• SHORT TASK:
Each line that contains the string "联系电话" counts once; report how many such lines appear in the data, as a number only.

— START —

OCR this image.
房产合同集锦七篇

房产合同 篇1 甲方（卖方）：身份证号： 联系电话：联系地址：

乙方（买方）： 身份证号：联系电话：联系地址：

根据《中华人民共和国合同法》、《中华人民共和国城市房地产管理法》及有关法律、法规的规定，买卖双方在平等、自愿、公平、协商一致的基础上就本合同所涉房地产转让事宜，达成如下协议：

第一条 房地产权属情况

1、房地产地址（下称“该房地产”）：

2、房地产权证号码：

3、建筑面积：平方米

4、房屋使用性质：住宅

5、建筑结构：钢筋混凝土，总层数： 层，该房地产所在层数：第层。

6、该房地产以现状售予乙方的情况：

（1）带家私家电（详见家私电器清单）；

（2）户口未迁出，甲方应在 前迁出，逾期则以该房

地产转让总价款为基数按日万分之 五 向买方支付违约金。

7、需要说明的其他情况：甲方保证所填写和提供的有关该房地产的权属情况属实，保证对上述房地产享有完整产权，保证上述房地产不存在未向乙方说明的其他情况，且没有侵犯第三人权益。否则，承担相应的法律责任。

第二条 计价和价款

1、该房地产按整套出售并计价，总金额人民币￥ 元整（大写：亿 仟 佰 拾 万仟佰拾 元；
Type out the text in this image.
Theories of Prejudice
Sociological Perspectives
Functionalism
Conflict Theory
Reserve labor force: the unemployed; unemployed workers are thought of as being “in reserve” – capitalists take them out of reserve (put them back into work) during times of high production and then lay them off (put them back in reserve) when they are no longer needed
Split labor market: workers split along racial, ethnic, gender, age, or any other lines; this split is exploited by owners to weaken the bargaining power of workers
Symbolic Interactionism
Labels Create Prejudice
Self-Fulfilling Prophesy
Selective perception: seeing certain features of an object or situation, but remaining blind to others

— END —

• TASK SOLUTION:
2